- WORK TO BE COMPLETED -
Among the entries below, find the lines with "المغرب" and copy them.

··· RECORDS PROVIDED

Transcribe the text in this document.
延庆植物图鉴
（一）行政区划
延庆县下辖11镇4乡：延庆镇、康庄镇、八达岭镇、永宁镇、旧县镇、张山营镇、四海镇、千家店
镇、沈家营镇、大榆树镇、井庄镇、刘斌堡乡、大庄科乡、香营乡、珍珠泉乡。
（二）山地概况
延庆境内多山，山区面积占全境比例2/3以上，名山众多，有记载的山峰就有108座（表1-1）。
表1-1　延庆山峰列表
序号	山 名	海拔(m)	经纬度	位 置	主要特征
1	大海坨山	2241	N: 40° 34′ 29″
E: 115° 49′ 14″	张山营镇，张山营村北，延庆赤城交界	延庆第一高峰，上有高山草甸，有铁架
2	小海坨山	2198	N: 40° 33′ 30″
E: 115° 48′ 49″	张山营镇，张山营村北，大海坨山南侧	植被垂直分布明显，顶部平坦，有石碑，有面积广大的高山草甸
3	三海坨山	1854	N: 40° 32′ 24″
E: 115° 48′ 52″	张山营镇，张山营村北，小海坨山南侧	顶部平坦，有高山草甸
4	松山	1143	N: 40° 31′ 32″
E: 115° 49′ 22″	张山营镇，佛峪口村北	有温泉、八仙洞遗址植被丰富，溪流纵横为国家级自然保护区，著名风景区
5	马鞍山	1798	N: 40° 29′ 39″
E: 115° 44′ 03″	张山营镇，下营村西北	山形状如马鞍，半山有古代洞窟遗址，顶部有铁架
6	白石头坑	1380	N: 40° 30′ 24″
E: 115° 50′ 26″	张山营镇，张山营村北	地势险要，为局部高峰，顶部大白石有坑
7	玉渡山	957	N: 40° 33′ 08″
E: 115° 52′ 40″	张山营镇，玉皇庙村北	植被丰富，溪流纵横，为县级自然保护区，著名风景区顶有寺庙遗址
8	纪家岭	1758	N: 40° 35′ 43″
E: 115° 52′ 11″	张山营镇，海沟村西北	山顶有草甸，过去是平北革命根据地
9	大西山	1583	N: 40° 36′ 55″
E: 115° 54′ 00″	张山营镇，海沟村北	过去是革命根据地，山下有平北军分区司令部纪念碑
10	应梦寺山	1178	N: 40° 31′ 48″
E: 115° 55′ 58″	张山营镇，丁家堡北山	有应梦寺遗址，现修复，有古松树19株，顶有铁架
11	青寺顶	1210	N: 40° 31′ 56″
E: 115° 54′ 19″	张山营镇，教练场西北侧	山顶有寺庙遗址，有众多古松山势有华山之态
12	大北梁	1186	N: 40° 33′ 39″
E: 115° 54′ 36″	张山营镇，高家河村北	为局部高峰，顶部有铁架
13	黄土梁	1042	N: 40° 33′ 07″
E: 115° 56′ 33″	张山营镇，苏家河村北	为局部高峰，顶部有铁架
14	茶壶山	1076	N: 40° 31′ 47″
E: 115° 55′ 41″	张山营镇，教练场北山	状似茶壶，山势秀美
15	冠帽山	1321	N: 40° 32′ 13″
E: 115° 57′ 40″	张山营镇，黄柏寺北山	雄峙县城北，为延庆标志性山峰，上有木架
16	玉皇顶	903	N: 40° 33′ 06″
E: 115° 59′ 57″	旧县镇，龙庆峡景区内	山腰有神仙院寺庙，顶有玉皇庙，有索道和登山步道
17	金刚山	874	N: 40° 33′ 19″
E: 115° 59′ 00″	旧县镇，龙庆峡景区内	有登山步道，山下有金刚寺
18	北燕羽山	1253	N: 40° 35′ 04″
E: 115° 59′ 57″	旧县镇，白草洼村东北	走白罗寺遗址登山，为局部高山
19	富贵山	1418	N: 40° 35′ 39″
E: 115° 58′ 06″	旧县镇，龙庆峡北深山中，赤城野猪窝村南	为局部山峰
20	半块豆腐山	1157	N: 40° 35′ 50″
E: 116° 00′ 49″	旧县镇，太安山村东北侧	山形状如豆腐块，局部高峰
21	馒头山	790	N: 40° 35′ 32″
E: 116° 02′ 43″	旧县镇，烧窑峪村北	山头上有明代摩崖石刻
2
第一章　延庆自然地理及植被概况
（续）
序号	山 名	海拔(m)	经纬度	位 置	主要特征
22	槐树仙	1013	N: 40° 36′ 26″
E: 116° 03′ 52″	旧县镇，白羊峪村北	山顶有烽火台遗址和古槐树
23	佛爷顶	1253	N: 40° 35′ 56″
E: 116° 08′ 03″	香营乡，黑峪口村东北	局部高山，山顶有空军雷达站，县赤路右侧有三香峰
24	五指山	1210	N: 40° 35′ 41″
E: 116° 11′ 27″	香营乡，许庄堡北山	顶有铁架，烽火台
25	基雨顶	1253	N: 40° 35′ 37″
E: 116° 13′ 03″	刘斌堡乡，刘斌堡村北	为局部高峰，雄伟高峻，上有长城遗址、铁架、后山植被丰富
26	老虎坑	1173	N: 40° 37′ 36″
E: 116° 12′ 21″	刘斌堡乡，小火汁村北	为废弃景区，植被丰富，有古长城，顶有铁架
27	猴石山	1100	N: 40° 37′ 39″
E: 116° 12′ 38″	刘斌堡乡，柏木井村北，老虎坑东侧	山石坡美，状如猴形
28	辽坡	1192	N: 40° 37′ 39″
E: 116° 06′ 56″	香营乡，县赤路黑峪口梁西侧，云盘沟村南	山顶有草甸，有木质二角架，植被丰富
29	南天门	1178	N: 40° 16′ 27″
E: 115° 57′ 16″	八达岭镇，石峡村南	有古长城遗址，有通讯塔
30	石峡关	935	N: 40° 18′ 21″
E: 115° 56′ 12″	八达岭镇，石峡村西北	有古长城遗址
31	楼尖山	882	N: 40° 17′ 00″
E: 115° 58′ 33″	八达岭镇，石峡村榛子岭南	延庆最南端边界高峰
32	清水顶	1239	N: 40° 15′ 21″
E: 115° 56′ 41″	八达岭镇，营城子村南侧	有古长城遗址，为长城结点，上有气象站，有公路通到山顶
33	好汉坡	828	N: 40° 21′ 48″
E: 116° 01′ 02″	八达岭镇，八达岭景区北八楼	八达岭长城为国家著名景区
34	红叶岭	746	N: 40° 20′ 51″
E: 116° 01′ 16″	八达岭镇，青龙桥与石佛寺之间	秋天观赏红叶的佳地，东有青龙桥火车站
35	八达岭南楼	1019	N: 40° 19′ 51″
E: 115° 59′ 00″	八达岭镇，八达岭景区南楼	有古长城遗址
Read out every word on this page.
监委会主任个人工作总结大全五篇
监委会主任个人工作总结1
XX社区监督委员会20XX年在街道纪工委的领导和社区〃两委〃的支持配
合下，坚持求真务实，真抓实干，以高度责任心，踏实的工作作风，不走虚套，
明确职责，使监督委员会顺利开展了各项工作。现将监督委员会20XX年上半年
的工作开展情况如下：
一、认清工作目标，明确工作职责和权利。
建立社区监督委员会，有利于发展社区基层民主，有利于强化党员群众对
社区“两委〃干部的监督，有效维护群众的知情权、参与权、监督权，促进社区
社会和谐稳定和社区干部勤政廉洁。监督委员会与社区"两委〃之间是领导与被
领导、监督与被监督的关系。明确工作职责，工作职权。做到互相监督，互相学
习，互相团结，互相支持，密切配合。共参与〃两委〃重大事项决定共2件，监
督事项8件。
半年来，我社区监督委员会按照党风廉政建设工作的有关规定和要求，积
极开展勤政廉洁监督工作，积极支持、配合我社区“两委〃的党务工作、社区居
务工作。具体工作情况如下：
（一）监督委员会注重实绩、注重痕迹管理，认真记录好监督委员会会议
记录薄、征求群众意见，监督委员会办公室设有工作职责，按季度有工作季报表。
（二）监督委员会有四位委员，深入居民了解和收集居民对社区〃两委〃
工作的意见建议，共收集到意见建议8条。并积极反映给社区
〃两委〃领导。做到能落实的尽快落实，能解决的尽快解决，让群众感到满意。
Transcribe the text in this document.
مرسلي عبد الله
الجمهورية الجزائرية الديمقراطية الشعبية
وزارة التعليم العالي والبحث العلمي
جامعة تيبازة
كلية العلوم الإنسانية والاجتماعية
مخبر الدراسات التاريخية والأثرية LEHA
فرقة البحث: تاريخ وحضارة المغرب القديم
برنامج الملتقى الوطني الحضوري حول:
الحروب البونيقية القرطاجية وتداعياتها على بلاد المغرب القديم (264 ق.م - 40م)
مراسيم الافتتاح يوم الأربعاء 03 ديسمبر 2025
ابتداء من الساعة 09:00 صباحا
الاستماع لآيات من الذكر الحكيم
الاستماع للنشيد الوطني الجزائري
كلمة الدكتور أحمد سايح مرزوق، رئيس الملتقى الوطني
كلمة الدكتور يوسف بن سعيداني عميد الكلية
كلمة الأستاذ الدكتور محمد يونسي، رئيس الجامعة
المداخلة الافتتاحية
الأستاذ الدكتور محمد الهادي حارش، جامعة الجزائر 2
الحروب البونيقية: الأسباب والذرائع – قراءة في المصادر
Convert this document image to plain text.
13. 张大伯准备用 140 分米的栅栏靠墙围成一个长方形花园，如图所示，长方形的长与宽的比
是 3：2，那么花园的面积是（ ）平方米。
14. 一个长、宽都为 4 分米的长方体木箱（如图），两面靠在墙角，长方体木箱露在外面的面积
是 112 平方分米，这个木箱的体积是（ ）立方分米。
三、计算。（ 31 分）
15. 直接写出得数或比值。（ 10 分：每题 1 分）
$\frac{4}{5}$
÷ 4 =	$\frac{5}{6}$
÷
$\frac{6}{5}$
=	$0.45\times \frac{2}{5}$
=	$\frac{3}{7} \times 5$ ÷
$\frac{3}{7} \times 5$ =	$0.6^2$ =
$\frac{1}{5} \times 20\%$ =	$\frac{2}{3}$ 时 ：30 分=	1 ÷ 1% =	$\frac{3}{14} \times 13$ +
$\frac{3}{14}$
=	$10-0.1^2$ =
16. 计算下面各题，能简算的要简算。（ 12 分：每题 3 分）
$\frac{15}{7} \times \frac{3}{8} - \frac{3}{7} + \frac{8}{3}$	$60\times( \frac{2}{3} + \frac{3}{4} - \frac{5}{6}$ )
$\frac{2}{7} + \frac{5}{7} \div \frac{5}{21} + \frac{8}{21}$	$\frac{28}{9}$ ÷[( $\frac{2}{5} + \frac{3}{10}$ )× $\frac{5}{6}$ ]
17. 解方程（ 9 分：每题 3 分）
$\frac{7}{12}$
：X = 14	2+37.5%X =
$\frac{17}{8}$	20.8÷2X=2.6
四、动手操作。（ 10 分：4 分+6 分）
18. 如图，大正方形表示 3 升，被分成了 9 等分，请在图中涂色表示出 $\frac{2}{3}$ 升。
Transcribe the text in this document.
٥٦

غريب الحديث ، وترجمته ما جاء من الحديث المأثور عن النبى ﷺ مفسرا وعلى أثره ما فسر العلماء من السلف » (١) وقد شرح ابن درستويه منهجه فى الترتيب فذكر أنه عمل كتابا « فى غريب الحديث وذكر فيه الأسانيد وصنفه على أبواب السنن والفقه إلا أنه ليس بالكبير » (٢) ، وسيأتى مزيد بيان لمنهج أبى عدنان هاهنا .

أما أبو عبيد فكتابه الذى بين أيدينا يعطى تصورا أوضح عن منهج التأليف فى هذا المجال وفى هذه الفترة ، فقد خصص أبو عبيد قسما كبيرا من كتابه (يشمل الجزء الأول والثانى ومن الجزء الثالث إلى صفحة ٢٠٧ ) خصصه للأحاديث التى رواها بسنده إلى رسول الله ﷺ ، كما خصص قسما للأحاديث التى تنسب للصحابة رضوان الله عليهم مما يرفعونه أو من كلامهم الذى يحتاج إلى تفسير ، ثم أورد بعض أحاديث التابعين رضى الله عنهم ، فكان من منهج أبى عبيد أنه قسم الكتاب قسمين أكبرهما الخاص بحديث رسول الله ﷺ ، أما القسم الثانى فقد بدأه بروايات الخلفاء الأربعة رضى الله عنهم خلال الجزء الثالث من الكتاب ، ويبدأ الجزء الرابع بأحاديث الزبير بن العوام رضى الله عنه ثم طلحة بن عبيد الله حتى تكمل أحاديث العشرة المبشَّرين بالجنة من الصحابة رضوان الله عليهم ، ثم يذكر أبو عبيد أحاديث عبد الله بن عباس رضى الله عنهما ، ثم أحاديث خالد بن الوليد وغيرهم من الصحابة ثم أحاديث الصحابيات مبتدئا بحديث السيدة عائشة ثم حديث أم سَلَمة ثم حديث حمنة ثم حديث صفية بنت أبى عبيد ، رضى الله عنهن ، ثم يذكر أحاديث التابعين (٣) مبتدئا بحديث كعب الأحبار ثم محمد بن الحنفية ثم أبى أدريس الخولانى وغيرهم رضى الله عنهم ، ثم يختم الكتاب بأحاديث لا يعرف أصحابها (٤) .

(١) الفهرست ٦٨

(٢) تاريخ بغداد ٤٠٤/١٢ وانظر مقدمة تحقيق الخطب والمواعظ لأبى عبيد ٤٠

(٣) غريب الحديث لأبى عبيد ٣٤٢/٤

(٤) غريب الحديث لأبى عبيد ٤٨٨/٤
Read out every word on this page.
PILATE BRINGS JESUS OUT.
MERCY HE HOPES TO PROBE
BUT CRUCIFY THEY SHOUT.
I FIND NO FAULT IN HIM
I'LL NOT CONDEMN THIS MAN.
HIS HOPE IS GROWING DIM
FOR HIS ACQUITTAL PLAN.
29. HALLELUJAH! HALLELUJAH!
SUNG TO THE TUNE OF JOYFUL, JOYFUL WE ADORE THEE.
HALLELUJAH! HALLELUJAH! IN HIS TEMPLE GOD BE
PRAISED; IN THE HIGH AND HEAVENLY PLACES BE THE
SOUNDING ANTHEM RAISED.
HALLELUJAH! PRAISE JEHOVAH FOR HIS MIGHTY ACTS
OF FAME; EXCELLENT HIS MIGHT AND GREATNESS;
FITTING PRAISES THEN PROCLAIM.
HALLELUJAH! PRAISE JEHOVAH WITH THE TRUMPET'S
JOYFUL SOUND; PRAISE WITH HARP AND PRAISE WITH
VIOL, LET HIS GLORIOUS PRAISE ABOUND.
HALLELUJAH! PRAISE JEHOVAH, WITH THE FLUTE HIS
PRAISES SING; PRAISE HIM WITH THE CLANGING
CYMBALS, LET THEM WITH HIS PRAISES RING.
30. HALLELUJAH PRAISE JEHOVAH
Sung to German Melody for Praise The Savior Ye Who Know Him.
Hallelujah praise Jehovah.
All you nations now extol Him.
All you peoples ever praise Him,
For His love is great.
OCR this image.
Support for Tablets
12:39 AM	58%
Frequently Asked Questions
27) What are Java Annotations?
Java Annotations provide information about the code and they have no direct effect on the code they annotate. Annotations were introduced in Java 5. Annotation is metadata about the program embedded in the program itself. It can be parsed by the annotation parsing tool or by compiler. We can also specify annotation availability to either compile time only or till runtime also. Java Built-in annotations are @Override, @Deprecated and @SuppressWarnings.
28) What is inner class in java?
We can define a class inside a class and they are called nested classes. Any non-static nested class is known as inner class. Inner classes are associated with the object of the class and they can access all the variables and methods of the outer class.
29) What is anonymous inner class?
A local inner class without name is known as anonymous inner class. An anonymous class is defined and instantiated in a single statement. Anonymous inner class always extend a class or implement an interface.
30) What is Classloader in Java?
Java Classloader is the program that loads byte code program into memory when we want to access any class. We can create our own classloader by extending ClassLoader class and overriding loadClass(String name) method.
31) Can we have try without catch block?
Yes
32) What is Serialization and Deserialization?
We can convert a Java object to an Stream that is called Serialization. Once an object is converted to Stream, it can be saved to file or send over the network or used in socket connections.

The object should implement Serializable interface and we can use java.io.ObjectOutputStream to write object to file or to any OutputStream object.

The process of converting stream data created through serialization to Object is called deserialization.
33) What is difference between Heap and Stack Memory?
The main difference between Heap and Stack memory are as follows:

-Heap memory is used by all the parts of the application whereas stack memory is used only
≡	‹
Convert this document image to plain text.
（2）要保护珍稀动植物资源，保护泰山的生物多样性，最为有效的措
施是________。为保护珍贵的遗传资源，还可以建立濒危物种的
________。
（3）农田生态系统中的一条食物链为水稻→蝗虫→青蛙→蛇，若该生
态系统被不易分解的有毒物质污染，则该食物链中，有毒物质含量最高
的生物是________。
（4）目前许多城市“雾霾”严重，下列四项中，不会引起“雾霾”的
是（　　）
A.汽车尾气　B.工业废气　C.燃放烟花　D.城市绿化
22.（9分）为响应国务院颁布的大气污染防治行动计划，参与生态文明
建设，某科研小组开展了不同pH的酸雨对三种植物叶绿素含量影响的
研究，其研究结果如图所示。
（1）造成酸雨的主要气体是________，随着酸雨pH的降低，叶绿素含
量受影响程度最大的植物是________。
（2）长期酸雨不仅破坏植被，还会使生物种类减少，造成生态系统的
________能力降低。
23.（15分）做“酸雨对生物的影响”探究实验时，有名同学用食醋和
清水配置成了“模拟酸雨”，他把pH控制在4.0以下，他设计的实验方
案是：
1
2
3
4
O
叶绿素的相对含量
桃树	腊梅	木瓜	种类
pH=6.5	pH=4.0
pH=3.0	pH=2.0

······

- SOLUTION FOR THIS EXERCISE -
فرقة البحث: تاريخ وحضارة المغرب القديم
الحروب البونيقية القرطاجية وتداعياتها على بلاد المغرب القديم (264 ق.م - 40م)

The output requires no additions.